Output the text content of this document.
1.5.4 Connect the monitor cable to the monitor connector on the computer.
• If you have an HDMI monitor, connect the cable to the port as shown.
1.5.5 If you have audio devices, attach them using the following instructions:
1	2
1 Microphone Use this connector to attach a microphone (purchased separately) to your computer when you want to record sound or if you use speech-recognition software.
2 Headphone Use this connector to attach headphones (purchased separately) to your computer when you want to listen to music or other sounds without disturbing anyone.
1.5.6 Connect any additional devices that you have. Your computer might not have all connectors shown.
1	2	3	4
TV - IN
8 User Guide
****************************************
WRITTEN INSTRUCTION: Show every line above in which the word "computer" occurs.

FINISHED TASK:
1.5.4 Connect the monitor cable to the monitor connector on the computer.
1 Microphone Use this connector to attach a microphone (purchased separately) to your computer when you want to record sound or if you use speech-recognition software.
2 Headphone Use this connector to attach headphones (purchased separately) to your computer when you want to listen to music or other sounds without disturbing anyone.
1.5.6 Connect any additional devices that you have. Your computer might not have all connectors shown.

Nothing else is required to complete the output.